Written instruction: For this exercise, copy out each line of the material below that includes "true".

Start

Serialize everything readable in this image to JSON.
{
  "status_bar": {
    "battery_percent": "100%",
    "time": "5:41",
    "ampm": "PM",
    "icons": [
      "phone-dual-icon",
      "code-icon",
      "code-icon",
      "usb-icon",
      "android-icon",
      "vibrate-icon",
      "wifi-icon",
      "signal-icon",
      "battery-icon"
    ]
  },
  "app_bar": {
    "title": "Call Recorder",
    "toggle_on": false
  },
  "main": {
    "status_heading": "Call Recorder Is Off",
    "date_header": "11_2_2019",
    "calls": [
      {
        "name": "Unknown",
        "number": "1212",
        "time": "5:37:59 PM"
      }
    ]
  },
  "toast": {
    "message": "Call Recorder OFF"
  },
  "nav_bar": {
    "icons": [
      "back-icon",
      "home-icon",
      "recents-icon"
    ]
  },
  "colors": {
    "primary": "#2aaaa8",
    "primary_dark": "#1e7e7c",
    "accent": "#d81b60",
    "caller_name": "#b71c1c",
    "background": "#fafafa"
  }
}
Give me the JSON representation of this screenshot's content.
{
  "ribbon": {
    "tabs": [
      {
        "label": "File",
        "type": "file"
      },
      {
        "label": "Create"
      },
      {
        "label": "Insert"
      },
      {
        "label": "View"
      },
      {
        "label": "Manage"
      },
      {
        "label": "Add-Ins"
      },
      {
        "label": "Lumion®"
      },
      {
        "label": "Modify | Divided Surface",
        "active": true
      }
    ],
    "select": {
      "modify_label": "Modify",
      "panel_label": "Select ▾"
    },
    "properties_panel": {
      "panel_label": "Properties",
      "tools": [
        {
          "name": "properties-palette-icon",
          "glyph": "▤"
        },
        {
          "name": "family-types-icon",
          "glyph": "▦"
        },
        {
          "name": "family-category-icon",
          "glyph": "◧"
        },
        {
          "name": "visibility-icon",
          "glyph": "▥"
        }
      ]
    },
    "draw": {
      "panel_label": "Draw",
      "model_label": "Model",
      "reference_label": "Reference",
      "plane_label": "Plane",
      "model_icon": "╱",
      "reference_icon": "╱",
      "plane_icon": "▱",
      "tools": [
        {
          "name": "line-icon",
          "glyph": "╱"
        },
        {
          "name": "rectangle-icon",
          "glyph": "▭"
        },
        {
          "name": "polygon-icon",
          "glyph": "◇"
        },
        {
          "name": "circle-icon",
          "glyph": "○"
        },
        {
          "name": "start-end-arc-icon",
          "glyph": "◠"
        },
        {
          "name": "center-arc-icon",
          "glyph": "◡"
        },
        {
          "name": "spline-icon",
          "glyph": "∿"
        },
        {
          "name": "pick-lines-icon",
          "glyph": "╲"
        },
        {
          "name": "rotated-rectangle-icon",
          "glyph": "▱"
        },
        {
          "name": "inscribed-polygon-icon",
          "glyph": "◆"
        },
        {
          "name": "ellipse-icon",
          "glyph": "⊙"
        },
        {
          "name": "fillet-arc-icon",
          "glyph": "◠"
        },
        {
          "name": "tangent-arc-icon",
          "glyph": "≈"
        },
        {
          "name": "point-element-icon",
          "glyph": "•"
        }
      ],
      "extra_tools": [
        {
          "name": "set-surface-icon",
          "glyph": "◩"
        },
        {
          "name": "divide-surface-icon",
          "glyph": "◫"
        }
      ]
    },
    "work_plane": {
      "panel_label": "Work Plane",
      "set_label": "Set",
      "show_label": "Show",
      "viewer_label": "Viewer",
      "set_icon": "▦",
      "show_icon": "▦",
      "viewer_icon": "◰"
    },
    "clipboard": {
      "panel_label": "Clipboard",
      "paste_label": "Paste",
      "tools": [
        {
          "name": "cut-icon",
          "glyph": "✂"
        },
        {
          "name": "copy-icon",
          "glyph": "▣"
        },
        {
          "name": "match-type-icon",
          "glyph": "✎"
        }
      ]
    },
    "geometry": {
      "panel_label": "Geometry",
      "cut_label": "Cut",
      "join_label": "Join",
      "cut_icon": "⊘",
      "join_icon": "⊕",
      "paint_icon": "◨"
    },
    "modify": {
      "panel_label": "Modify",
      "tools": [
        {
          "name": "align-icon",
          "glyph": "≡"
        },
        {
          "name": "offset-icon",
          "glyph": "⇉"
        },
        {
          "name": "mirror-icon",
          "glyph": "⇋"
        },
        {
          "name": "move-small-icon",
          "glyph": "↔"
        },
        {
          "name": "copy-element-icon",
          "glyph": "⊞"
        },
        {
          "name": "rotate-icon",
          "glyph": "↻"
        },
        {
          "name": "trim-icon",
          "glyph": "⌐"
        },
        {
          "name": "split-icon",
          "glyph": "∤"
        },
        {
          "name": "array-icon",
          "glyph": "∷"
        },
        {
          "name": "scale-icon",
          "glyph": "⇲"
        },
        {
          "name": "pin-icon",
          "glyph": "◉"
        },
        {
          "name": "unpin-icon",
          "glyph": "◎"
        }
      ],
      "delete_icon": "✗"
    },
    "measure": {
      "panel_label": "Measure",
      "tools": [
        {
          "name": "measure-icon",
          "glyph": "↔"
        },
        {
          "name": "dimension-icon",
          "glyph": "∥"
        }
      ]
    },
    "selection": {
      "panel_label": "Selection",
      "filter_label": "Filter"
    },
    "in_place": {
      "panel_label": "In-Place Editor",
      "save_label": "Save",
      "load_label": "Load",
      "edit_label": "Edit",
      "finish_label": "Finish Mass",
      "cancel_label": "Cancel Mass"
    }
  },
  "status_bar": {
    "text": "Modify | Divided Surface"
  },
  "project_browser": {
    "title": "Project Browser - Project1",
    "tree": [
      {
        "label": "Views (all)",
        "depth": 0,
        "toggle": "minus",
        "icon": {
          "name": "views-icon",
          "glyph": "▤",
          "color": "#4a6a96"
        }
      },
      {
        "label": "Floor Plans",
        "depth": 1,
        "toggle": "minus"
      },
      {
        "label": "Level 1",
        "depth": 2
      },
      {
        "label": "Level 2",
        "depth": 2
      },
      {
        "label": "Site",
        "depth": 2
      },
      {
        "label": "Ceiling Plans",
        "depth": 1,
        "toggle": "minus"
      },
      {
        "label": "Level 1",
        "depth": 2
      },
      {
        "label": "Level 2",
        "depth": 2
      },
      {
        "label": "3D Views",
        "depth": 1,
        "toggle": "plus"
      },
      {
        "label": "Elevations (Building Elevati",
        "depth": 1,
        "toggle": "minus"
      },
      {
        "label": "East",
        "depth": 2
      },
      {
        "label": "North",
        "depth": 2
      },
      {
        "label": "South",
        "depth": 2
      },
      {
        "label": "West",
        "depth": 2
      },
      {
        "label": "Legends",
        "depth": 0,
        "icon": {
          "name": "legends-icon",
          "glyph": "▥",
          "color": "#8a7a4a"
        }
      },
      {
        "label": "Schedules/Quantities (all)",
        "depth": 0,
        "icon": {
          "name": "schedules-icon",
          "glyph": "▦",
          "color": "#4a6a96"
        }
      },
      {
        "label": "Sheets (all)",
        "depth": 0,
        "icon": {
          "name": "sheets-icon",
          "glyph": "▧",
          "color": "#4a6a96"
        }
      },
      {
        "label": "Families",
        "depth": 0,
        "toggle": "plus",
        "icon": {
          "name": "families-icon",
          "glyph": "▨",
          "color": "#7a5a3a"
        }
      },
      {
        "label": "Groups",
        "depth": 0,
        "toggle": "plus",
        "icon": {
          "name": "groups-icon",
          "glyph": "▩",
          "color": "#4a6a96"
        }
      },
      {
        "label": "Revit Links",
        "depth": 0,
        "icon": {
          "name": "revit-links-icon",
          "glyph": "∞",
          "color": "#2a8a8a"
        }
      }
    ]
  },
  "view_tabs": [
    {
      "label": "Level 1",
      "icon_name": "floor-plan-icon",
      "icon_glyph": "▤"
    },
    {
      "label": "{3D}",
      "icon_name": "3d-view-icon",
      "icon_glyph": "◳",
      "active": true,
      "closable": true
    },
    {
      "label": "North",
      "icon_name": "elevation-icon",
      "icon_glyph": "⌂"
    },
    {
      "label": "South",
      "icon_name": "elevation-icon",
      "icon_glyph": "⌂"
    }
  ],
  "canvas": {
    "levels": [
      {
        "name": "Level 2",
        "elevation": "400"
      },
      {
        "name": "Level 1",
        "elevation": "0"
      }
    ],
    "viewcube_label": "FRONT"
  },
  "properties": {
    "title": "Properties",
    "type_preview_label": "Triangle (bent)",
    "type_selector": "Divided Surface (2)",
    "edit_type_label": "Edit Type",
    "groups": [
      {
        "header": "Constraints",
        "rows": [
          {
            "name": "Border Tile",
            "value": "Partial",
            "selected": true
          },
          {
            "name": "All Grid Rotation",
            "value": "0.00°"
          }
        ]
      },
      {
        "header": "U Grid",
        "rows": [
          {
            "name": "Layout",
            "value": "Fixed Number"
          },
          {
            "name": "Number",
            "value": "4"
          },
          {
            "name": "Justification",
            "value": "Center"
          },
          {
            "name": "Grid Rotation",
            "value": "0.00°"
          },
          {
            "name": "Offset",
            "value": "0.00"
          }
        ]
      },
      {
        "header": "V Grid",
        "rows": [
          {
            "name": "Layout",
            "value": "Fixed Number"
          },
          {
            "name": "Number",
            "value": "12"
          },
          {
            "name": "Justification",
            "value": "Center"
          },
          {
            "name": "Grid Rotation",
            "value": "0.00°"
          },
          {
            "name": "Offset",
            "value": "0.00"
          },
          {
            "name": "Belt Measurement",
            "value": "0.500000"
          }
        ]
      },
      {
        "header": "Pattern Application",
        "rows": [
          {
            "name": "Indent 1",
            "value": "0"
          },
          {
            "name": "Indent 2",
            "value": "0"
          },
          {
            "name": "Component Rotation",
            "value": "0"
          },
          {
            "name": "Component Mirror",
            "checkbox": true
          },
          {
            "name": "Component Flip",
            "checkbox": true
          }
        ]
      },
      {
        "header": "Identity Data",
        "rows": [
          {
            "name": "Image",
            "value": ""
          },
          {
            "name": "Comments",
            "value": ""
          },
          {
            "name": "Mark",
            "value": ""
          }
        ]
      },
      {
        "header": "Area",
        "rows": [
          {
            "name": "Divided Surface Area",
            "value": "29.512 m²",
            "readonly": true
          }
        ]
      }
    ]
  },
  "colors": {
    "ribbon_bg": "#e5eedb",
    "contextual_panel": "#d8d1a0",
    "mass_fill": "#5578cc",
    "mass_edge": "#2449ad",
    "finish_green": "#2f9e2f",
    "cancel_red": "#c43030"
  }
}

End

Final answer:
        "active": true
      "active": true,
      "closable": true
            "selected": true
            "checkbox": true
            "checkbox": true
            "readonly": true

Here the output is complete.